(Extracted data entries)
________

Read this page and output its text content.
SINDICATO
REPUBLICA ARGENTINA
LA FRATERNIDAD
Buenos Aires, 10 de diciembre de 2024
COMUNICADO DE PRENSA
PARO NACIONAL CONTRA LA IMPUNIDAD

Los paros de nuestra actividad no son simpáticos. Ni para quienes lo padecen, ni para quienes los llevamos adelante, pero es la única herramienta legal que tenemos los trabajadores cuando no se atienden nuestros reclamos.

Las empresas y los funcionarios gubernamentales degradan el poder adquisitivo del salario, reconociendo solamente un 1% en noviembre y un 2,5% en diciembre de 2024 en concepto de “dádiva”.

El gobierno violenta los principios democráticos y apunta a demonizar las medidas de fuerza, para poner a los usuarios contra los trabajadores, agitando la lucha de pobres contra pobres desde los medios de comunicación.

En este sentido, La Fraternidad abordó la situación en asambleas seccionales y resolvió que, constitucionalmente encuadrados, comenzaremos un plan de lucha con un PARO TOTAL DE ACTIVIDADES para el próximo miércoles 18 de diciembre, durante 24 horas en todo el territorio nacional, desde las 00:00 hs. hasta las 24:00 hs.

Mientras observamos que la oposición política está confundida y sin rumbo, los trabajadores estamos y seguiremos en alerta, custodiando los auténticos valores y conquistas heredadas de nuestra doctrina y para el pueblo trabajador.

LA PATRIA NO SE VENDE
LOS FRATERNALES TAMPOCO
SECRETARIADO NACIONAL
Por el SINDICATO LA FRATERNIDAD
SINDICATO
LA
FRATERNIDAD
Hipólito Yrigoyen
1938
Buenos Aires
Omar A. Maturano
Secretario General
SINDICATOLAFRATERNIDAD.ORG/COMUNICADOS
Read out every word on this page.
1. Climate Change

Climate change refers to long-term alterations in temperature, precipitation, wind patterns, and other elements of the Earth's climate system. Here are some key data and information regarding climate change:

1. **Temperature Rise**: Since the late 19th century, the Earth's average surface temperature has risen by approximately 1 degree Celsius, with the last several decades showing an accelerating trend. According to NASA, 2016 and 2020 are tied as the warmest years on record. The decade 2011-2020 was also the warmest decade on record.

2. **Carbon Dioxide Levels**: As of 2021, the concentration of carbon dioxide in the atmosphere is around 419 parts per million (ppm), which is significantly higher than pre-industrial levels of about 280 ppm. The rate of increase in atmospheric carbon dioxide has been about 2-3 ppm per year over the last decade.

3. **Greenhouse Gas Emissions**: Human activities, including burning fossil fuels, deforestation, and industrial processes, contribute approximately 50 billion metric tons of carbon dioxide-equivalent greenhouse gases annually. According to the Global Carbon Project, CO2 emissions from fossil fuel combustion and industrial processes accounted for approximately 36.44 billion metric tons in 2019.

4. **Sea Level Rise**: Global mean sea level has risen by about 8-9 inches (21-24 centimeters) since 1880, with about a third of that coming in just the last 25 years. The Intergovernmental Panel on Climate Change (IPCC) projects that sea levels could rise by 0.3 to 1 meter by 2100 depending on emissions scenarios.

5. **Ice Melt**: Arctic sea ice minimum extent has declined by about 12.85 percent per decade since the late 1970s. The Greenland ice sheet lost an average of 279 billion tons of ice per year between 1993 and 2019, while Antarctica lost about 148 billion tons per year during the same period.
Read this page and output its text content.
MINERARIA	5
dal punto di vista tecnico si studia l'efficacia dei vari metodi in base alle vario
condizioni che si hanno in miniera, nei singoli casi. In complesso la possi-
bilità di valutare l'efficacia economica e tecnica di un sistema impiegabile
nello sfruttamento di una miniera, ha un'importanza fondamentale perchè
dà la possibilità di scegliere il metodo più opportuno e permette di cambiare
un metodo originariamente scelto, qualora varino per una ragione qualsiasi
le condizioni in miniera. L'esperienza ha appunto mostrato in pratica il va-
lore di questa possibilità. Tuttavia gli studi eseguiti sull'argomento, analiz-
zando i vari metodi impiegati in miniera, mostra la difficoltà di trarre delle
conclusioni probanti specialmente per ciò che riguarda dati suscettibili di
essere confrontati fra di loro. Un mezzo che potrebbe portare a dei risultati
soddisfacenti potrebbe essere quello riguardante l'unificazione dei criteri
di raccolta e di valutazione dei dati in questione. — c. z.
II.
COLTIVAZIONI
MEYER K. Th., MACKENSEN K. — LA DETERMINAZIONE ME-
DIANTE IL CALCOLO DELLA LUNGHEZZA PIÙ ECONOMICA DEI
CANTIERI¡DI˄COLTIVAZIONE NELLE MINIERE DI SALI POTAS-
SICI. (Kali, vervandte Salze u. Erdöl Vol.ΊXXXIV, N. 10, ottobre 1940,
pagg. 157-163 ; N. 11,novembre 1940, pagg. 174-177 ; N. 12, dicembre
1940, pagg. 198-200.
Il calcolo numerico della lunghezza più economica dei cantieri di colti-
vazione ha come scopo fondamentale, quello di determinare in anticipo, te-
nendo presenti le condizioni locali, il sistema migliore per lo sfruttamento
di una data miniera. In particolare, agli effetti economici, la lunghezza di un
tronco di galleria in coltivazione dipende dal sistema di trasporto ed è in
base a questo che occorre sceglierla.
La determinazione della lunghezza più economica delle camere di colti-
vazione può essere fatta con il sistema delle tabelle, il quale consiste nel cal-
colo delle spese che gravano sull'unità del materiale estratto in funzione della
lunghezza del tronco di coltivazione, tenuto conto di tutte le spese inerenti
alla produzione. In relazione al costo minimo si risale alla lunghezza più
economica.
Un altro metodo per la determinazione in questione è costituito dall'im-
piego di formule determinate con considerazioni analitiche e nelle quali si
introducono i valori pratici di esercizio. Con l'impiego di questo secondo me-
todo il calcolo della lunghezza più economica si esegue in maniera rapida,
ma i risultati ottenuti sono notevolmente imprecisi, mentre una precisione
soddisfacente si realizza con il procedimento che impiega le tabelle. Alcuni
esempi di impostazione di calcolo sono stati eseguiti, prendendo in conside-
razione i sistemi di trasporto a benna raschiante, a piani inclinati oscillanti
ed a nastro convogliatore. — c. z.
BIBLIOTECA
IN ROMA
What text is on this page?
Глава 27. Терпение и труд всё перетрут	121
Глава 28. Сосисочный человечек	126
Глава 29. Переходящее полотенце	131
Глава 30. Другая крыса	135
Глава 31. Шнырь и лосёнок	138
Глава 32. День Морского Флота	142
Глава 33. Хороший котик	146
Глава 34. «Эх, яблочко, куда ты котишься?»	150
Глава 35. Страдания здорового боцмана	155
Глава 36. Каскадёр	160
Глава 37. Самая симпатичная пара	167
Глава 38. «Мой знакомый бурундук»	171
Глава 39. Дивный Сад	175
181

________

Task » Find the word "spese" in the material, then list each line that holds it.

Reply »
colo delle spese che gravano sull'unità del materiale estratto in funzione della
lunghezza del tronco di coltivazione, tenuto conto di tutte le spese inerenti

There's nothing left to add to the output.